* What the exercise asks *
Quote each line of the material verbatim, without the pictures.

>> BEGIN Dataset excerpts

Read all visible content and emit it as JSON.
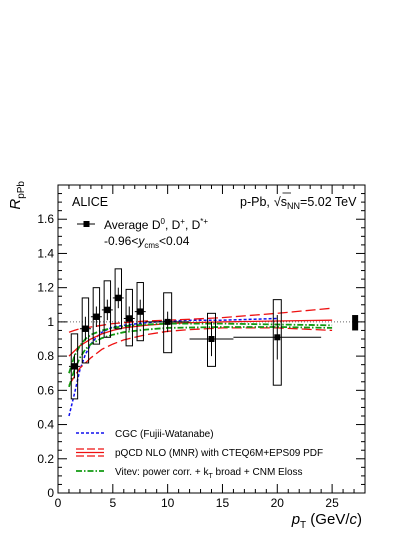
{
  "chart_data": {
    "type": "scatter",
    "experiment": "ALICE",
    "system": "p-Pb,",
    "energy": {
      "sqrt": "s",
      "sub": "NN",
      "value": "=5.02 TeV"
    },
    "ylabel": {
      "main": "R",
      "sub": "pPb"
    },
    "xlabel": {
      "main": "p",
      "sub": "T",
      "unit_prefix": " (GeV/",
      "unit_c": "c",
      "unit_suffix": ")"
    },
    "xlim": [
      0,
      28
    ],
    "ylim": [
      0,
      1.8
    ],
    "x_ticks": [
      0,
      5,
      10,
      15,
      20,
      25
    ],
    "x_tick_labels": [
      "0",
      "5",
      "10",
      "15",
      "20",
      "25"
    ],
    "y_ticks": [
      0,
      0.2,
      0.4,
      0.6,
      0.8,
      1,
      1.2,
      1.4,
      1.6
    ],
    "y_tick_labels": [
      "0",
      "0.2",
      "0.4",
      "0.6",
      "0.8",
      "1",
      "1.2",
      "1.4",
      "1.6"
    ],
    "reference_line": 1,
    "data_legend": {
      "label": "Average D",
      "sup0": "0",
      "sep1": ", D",
      "sup1": "+",
      "sep2": ", D",
      "sup2": "*+",
      "rapidity": {
        "prefix": "-0.96<",
        "var": "y",
        "sub": "cms",
        "suffix": "<0.04"
      }
    },
    "data_series": {
      "name": "Average D0, D+, D*+",
      "points": [
        {
          "x": 1.5,
          "xerr": 0.5,
          "y": 0.74,
          "stat": 0.07,
          "sys_low": 0.55,
          "sys_high": 0.93
        },
        {
          "x": 2.5,
          "xerr": 0.5,
          "y": 0.96,
          "stat": 0.07,
          "sys_low": 0.76,
          "sys_high": 1.14
        },
        {
          "x": 3.5,
          "xerr": 0.5,
          "y": 1.03,
          "stat": 0.06,
          "sys_low": 0.87,
          "sys_high": 1.2
        },
        {
          "x": 4.5,
          "xerr": 0.5,
          "y": 1.07,
          "stat": 0.06,
          "sys_low": 0.91,
          "sys_high": 1.24
        },
        {
          "x": 5.5,
          "xerr": 0.5,
          "y": 1.14,
          "stat": 0.06,
          "sys_low": 0.96,
          "sys_high": 1.31
        },
        {
          "x": 6.5,
          "xerr": 0.5,
          "y": 1.02,
          "stat": 0.07,
          "sys_low": 0.86,
          "sys_high": 1.19
        },
        {
          "x": 7.5,
          "xerr": 0.5,
          "y": 1.06,
          "stat": 0.07,
          "sys_low": 0.89,
          "sys_high": 1.23
        },
        {
          "x": 10.0,
          "xerr": 2.0,
          "y": 1.0,
          "stat": 0.06,
          "sys_low": 0.82,
          "sys_high": 1.17
        },
        {
          "x": 14.0,
          "xerr": 2.0,
          "y": 0.9,
          "stat": 0.1,
          "sys_low": 0.74,
          "sys_high": 1.05
        },
        {
          "x": 20.0,
          "xerr": 4.0,
          "y": 0.91,
          "stat": 0.13,
          "sys_low": 0.63,
          "sys_high": 1.13
        }
      ],
      "norm_uncertainty": {
        "x": 27.1,
        "low": 0.95,
        "high": 1.04
      }
    },
    "models": [
      {
        "name": "CGC (Fujii-Watanabe)",
        "color": "#1010ee",
        "style": "dashed",
        "x": [
          1.0,
          1.5,
          2.0,
          2.5,
          3.0,
          3.5,
          4.0,
          5.0,
          6.0,
          8.0,
          10.0,
          12.0,
          15.0,
          20.0
        ],
        "y": [
          0.45,
          0.58,
          0.72,
          0.81,
          0.87,
          0.91,
          0.94,
          0.97,
          0.98,
          0.995,
          1.005,
          1.01,
          1.01,
          1.02
        ]
      },
      {
        "name": "pQCD NLO (MNR) with CTEQ6M+EPS09 PDF",
        "color": "#ee1111",
        "style": "band",
        "x": [
          1.0,
          1.5,
          2.0,
          3.0,
          4.0,
          5.0,
          6.0,
          8.0,
          10.0,
          12.0,
          15.0,
          20.0,
          25.0
        ],
        "central": [
          0.8,
          0.83,
          0.86,
          0.9,
          0.93,
          0.95,
          0.965,
          0.98,
          0.99,
          0.995,
          1.0,
          1.005,
          1.01
        ],
        "upper": [
          0.94,
          0.95,
          0.96,
          0.97,
          0.98,
          0.99,
          0.995,
          1.005,
          1.01,
          1.015,
          1.025,
          1.05,
          1.08
        ],
        "lower": [
          0.63,
          0.68,
          0.73,
          0.79,
          0.84,
          0.87,
          0.895,
          0.925,
          0.945,
          0.955,
          0.965,
          0.965,
          0.95
        ]
      },
      {
        "name_prefix": "Vitev: power corr. + k",
        "name_sub": "T",
        "name_suffix": " broad + CNM Eloss",
        "color": "#119911",
        "style": "dashdot",
        "x": [
          1.0,
          1.5,
          2.0,
          2.5,
          3.0,
          4.0,
          5.0,
          6.0,
          8.0,
          10.0,
          15.0,
          20.0,
          25.0
        ],
        "upper": [
          0.7,
          0.8,
          0.86,
          0.9,
          0.925,
          0.95,
          0.965,
          0.975,
          0.985,
          0.99,
          0.99,
          0.985,
          0.98
        ],
        "lower": [
          0.62,
          0.72,
          0.79,
          0.84,
          0.87,
          0.905,
          0.925,
          0.94,
          0.955,
          0.965,
          0.97,
          0.97,
          0.965
        ]
      }
    ]
  }
}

>> END Dataset excerpts

* Task answer *
Read all visible content and emit it as JSON.
{
  "chart_data": {
    "type": "scatter",
    "experiment": "ALICE",
    "system": "p-Pb,",
    "energy": {
      "sqrt": "s",
      "sub": "NN",
      "value": "=5.02 TeV"
    },
    "ylabel": {
      "main": "R",
      "sub": "pPb"
    },
    "xlabel": {
      "main": "p",
      "sub": "T",
      "unit_prefix": " (GeV/",
      "unit_c": "c",
      "unit_suffix": ")"
    },
    "xlim": [
      0,
      28
    ],
    "ylim": [
      0,
      1.8
    ],
    "x_ticks": [
      0,
      5,
      10,
      15,
      20,
      25
    ],
    "x_tick_labels": [
      "0",
      "5",
      "10",
      "15",
      "20",
      "25"
    ],
    "y_ticks": [
      0,
      0.2,
      0.4,
      0.6,
      0.8,
      1,
      1.2,
      1.4,
      1.6
    ],
    "y_tick_labels": [
      "0",
      "0.2",
      "0.4",
      "0.6",
      "0.8",
      "1",
      "1.2",
      "1.4",
      "1.6"
    ],
    "reference_line": 1,
    "data_legend": {
      "label": "Average D",
      "sup0": "0",
      "sep1": ", D",
      "sup1": "+",
      "sep2": ", D",
      "sup2": "*+",
      "rapidity": {
        "prefix": "-0.96<",
        "var": "y",
        "sub": "cms",
        "suffix": "<0.04"
      }
    },
    "data_series": {
      "name": "Average D0, D+, D*+",
      "points": [
        {
          "x": 1.5,
          "xerr": 0.5,
          "y": 0.74,
          "stat": 0.07,
          "sys_low": 0.55,
          "sys_high": 0.93
        },
        {
          "x": 2.5,
          "xerr": 0.5,
          "y": 0.96,
          "stat": 0.07,
          "sys_low": 0.76,
          "sys_high": 1.14
        },
        {
          "x": 3.5,
          "xerr": 0.5,
          "y": 1.03,
          "stat": 0.06,
          "sys_low": 0.87,
          "sys_high": 1.2
        },
        {
          "x": 4.5,
          "xerr": 0.5,
          "y": 1.07,
          "stat": 0.06,
          "sys_low": 0.91,
          "sys_high": 1.24
        },
        {
          "x": 5.5,
          "xerr": 0.5,
          "y": 1.14,
          "stat": 0.06,
          "sys_low": 0.96,
          "sys_high": 1.31
        },
        {
          "x": 6.5,
          "xerr": 0.5,
          "y": 1.02,
          "stat": 0.07,
          "sys_low": 0.86,
          "sys_high": 1.19
        },
        {
          "x": 7.5,
          "xerr": 0.5,
          "y": 1.06,
          "stat": 0.07,
          "sys_low": 0.89,
          "sys_high": 1.23
        },
        {
          "x": 10.0,
          "xerr": 2.0,
          "y": 1.0,
          "stat": 0.06,
          "sys_low": 0.82,
          "sys_high": 1.17
        },
        {
          "x": 14.0,
          "xerr": 2.0,
          "y": 0.9,
          "stat": 0.1,
          "sys_low": 0.74,
          "sys_high": 1.05
        },
        {
          "x": 20.0,
          "xerr": 4.0,
          "y": 0.91,
          "stat": 0.13,
          "sys_low": 0.63,
          "sys_high": 1.13
        }
      ],
      "norm_uncertainty": {
        "x": 27.1,
        "low": 0.95,
        "high": 1.04
      }
    },
    "models": [
      {
        "name": "CGC (Fujii-Watanabe)",
        "color": "#1010ee",
        "style": "dashed",
        "x": [
          1.0,
          1.5,
          2.0,
          2.5,
          3.0,
          3.5,
          4.0,
          5.0,
          6.0,
          8.0,
          10.0,
          12.0,
          15.0,
          20.0
        ],
        "y": [
          0.45,
          0.58,
          0.72,
          0.81,
          0.87,
          0.91,
          0.94,
          0.97,
          0.98,
          0.995,
          1.005,
          1.01,
          1.01,
          1.02
        ]
      },
      {
        "name": "pQCD NLO (MNR) with CTEQ6M+EPS09 PDF",
        "color": "#ee1111",
        "style": "band",
        "x": [
          1.0,
          1.5,
          2.0,
          3.0,
          4.0,
          5.0,
          6.0,
          8.0,
          10.0,
          12.0,
          15.0,
          20.0,
          25.0
        ],
        "central": [
          0.8,
          0.83,
          0.86,
          0.9,
          0.93,
          0.95,
          0.965,
          0.98,
          0.99,
          0.995,
          1.0,
          1.005,
          1.01
        ],
        "upper": [
          0.94,
          0.95,
          0.96,
          0.97,
          0.98,
          0.99,
          0.995,
          1.005,
          1.01,
          1.015,
          1.025,
          1.05,
          1.08
        ],
        "lower": [
          0.63,
          0.68,
          0.73,
          0.79,
          0.84,
          0.87,
          0.895,
          0.925,
          0.945,
          0.955,
          0.965,
          0.965,
          0.95
        ]
      },
      {
        "name_prefix": "Vitev: power corr. + k",
        "name_sub": "T",
        "name_suffix": " broad + CNM Eloss",
        "color": "#119911",
        "style": "dashdot",
        "x": [
          1.0,
          1.5,
          2.0,
          2.5,
          3.0,
          4.0,
          5.0,
          6.0,
          8.0,
          10.0,
          15.0,
          20.0,
          25.0
        ],
        "upper": [
          0.7,
          0.8,
          0.86,
          0.9,
          0.925,
          0.95,
          0.965,
          0.975,
          0.985,
          0.99,
          0.99,
          0.985,
          0.98
        ],
        "lower": [
          0.62,
          0.72,
          0.79,
          0.84,
          0.87,
          0.905,
          0.925,
          0.94,
          0.955,
          0.965,
          0.97,
          0.97,
          0.965
        ]
      }
    ]
  }
}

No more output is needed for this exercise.